## WRITTEN REQUEST
Rewrite the items below with every "layer-row" swapped for "layer-entry", keeping everything else unchanged.

## EXTRACTED MATERIAL
▽

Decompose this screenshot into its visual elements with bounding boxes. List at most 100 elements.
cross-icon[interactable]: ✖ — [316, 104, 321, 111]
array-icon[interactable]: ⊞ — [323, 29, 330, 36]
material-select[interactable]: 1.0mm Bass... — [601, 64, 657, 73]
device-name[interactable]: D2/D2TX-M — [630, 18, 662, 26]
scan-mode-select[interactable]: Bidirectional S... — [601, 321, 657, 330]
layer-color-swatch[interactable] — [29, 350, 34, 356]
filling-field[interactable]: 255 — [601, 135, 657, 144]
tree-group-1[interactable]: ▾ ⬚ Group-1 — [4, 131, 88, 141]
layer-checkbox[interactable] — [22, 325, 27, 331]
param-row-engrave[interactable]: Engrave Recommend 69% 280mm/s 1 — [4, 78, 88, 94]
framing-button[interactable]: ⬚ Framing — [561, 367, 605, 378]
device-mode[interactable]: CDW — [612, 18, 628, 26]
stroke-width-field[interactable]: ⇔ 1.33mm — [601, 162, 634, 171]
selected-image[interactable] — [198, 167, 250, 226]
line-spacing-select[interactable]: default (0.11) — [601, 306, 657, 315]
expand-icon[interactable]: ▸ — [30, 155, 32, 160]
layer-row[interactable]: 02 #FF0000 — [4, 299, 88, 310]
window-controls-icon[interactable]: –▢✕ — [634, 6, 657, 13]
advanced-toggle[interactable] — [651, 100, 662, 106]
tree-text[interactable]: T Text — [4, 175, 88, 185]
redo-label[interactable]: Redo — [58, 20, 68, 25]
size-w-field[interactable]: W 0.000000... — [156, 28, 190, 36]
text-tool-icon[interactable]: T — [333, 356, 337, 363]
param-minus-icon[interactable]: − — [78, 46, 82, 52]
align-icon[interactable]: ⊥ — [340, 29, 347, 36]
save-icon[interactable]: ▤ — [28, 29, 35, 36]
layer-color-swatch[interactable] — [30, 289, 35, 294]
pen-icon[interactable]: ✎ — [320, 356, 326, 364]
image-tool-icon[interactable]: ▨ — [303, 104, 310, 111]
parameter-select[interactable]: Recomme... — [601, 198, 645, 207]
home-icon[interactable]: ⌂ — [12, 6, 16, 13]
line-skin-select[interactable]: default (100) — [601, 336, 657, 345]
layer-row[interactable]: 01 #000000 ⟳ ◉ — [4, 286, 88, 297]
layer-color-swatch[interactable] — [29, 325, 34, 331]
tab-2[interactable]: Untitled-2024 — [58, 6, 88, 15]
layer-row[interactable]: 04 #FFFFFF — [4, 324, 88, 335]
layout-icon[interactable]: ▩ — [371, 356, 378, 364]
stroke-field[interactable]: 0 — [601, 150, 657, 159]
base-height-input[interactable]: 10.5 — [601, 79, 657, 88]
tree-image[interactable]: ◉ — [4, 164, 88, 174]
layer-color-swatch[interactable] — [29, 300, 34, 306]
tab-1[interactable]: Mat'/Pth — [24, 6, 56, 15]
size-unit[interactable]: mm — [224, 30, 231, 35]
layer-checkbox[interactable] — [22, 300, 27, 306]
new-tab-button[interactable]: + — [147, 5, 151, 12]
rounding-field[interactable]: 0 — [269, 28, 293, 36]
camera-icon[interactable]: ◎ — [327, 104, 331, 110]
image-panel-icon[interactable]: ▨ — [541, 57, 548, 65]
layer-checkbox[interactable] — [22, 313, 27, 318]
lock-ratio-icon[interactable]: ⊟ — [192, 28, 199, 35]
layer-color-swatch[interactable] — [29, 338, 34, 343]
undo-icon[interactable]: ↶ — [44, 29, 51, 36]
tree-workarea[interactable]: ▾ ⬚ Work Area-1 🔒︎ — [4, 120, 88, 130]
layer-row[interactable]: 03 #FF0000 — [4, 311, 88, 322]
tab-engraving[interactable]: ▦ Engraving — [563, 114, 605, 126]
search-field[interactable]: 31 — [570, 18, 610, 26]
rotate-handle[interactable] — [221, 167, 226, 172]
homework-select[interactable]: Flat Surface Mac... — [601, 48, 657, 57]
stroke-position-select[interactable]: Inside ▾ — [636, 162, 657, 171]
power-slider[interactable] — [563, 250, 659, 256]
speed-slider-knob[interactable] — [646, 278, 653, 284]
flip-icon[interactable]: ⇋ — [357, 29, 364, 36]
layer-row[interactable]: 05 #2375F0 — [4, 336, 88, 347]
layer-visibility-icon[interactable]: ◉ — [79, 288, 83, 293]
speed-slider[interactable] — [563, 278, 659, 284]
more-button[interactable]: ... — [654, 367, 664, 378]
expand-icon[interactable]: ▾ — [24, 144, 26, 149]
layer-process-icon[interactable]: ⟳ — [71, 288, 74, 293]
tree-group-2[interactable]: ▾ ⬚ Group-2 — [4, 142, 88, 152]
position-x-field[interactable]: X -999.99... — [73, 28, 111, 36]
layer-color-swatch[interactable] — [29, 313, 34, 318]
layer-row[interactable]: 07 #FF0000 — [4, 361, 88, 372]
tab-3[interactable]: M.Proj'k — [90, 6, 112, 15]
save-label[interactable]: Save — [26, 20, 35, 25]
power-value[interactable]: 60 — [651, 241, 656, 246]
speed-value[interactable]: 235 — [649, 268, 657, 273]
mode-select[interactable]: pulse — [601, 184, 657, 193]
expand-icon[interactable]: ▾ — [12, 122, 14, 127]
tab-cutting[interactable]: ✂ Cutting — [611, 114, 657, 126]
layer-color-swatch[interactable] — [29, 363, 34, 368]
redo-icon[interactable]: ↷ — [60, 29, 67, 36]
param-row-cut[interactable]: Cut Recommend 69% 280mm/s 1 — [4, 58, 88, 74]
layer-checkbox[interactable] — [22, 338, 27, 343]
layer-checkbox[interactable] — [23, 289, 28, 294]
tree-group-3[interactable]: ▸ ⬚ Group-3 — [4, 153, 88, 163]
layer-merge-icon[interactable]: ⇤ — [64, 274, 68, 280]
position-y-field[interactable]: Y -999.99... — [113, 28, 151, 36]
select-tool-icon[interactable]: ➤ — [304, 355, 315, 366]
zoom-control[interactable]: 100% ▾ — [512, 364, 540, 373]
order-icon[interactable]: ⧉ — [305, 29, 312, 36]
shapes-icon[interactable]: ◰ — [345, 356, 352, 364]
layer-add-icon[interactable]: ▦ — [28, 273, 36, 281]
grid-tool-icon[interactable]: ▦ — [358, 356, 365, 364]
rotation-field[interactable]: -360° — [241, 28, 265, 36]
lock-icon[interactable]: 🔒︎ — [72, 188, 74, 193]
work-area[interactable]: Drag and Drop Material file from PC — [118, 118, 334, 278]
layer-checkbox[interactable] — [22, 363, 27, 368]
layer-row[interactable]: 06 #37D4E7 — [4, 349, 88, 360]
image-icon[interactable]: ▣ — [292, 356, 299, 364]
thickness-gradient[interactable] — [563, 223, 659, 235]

△

## OUTPUT FOR THIS EXERCISE
Decompose this screenshot into its visual elements with bounding boxes. List at most 100 elements.
cross-icon[interactable]: ✖ — [316, 104, 321, 111]
array-icon[interactable]: ⊞ — [323, 29, 330, 36]
material-select[interactable]: 1.0mm Bass... — [601, 64, 657, 73]
device-name[interactable]: D2/D2TX-M — [630, 18, 662, 26]
scan-mode-select[interactable]: Bidirectional S... — [601, 321, 657, 330]
layer-color-swatch[interactable] — [29, 350, 34, 356]
filling-field[interactable]: 255 — [601, 135, 657, 144]
tree-group-1[interactable]: ▾ ⬚ Group-1 — [4, 131, 88, 141]
layer-checkbox[interactable] — [22, 325, 27, 331]
param-row-engrave[interactable]: Engrave Recommend 69% 280mm/s 1 — [4, 78, 88, 94]
framing-button[interactable]: ⬚ Framing — [561, 367, 605, 378]
device-mode[interactable]: CDW — [612, 18, 628, 26]
stroke-width-field[interactable]: ⇔ 1.33mm — [601, 162, 634, 171]
selected-image[interactable] — [198, 167, 250, 226]
line-spacing-select[interactable]: default (0.11) — [601, 306, 657, 315]
expand-icon[interactable]: ▸ — [30, 155, 32, 160]
layer-entry[interactable]: 02 #FF0000 — [4, 299, 88, 310]
window-controls-icon[interactable]: –▢✕ — [634, 6, 657, 13]
advanced-toggle[interactable] — [651, 100, 662, 106]
tree-text[interactable]: T Text — [4, 175, 88, 185]
redo-label[interactable]: Redo — [58, 20, 68, 25]
size-w-field[interactable]: W 0.000000... — [156, 28, 190, 36]
text-tool-icon[interactable]: T — [333, 356, 337, 363]
param-minus-icon[interactable]: − — [78, 46, 82, 52]
align-icon[interactable]: ⊥ — [340, 29, 347, 36]
save-icon[interactable]: ▤ — [28, 29, 35, 36]
layer-color-swatch[interactable] — [30, 289, 35, 294]
pen-icon[interactable]: ✎ — [320, 356, 326, 364]
image-tool-icon[interactable]: ▨ — [303, 104, 310, 111]
parameter-select[interactable]: Recomme... — [601, 198, 645, 207]
home-icon[interactable]: ⌂ — [12, 6, 16, 13]
line-skin-select[interactable]: default (100) — [601, 336, 657, 345]
layer-entry[interactable]: 01 #000000 ⟳ ◉ — [4, 286, 88, 297]
layer-color-swatch[interactable] — [29, 325, 34, 331]
tab-2[interactable]: Untitled-2024 — [58, 6, 88, 15]
layer-entry[interactable]: 04 #FFFFFF — [4, 324, 88, 335]
layout-icon[interactable]: ▩ — [371, 356, 378, 364]
stroke-field[interactable]: 0 — [601, 150, 657, 159]
base-height-input[interactable]: 10.5 — [601, 79, 657, 88]
tree-image[interactable]: ◉ — [4, 164, 88, 174]
layer-color-swatch[interactable] — [29, 300, 34, 306]
tab-1[interactable]: Mat'/Pth — [24, 6, 56, 15]
size-unit[interactable]: mm — [224, 30, 231, 35]
layer-checkbox[interactable] — [22, 300, 27, 306]
new-tab-button[interactable]: + — [147, 5, 151, 12]
rounding-field[interactable]: 0 — [269, 28, 293, 36]
camera-icon[interactable]: ◎ — [327, 104, 331, 110]
image-panel-icon[interactable]: ▨ — [541, 57, 548, 65]
layer-checkbox[interactable] — [22, 313, 27, 318]
lock-ratio-icon[interactable]: ⊟ — [192, 28, 199, 35]
layer-color-swatch[interactable] — [29, 338, 34, 343]
undo-icon[interactable]: ↶ — [44, 29, 51, 36]
tree-workarea[interactable]: ▾ ⬚ Work Area-1 🔒︎ — [4, 120, 88, 130]
layer-entry[interactable]: 03 #FF0000 — [4, 311, 88, 322]
tab-engraving[interactable]: ▦ Engraving — [563, 114, 605, 126]
search-field[interactable]: 31 — [570, 18, 610, 26]
rotate-handle[interactable] — [221, 167, 226, 172]
homework-select[interactable]: Flat Surface Mac... — [601, 48, 657, 57]
stroke-position-select[interactable]: Inside ▾ — [636, 162, 657, 171]
power-slider[interactable] — [563, 250, 659, 256]
speed-slider-knob[interactable] — [646, 278, 653, 284]
flip-icon[interactable]: ⇋ — [357, 29, 364, 36]
layer-entry[interactable]: 05 #2375F0 — [4, 336, 88, 347]
layer-visibility-icon[interactable]: ◉ — [79, 288, 83, 293]
speed-slider[interactable] — [563, 278, 659, 284]
more-button[interactable]: ... — [654, 367, 664, 378]
expand-icon[interactable]: ▾ — [24, 144, 26, 149]
layer-process-icon[interactable]: ⟳ — [71, 288, 74, 293]
tree-group-2[interactable]: ▾ ⬚ Group-2 — [4, 142, 88, 152]
position-x-field[interactable]: X -999.99... — [73, 28, 111, 36]
layer-color-swatch[interactable] — [29, 313, 34, 318]
layer-entry[interactable]: 07 #FF0000 — [4, 361, 88, 372]
tab-3[interactable]: M.Proj'k — [90, 6, 112, 15]
save-label[interactable]: Save — [26, 20, 35, 25]
power-value[interactable]: 60 — [651, 241, 656, 246]
speed-value[interactable]: 235 — [649, 268, 657, 273]
mode-select[interactable]: pulse — [601, 184, 657, 193]
expand-icon[interactable]: ▾ — [12, 122, 14, 127]
tab-cutting[interactable]: ✂ Cutting — [611, 114, 657, 126]
layer-color-swatch[interactable] — [29, 363, 34, 368]
redo-icon[interactable]: ↷ — [60, 29, 67, 36]
param-row-cut[interactable]: Cut Recommend 69% 280mm/s 1 — [4, 58, 88, 74]
layer-checkbox[interactable] — [22, 338, 27, 343]
layer-checkbox[interactable] — [23, 289, 28, 294]
tree-group-3[interactable]: ▸ ⬚ Group-3 — [4, 153, 88, 163]
layer-merge-icon[interactable]: ⇤ — [64, 274, 68, 280]
position-y-field[interactable]: Y -999.99... — [113, 28, 151, 36]
select-tool-icon[interactable]: ➤ — [304, 355, 315, 366]
zoom-control[interactable]: 100% ▾ — [512, 364, 540, 373]
order-icon[interactable]: ⧉ — [305, 29, 312, 36]
shapes-icon[interactable]: ◰ — [345, 356, 352, 364]
layer-add-icon[interactable]: ▦ — [28, 273, 36, 281]
grid-tool-icon[interactable]: ▦ — [358, 356, 365, 364]
rotation-field[interactable]: -360° — [241, 28, 265, 36]
lock-icon[interactable]: 🔒︎ — [72, 188, 74, 193]
work-area[interactable]: Drag and Drop Material file from PC — [118, 118, 334, 278]
layer-checkbox[interactable] — [22, 363, 27, 368]
layer-entry[interactable]: 06 #37D4E7 — [4, 349, 88, 360]
image-icon[interactable]: ▣ — [292, 356, 299, 364]
thickness-gradient[interactable] — [563, 223, 659, 235]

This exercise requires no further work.